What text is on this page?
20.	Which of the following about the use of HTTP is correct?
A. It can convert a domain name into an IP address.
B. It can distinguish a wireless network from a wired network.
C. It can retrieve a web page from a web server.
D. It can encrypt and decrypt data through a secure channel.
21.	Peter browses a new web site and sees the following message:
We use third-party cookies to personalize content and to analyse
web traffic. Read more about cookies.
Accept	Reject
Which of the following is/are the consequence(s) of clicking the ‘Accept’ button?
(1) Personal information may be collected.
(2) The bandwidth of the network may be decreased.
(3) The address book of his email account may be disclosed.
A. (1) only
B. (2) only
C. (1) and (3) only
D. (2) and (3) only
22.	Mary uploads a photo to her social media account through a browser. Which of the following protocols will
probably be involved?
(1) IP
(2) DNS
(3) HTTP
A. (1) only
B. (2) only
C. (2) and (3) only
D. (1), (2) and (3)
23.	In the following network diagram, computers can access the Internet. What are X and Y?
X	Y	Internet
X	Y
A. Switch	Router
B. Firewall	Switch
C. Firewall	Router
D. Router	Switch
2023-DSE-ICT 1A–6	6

++++++++++

Problem. Return, from the data, each line that has the word "through" in it.

Exercise output.
D. It can encrypt and decrypt data through a secure channel.
22.	Mary uploads a photo to her social media account through a browser. Which of the following protocols will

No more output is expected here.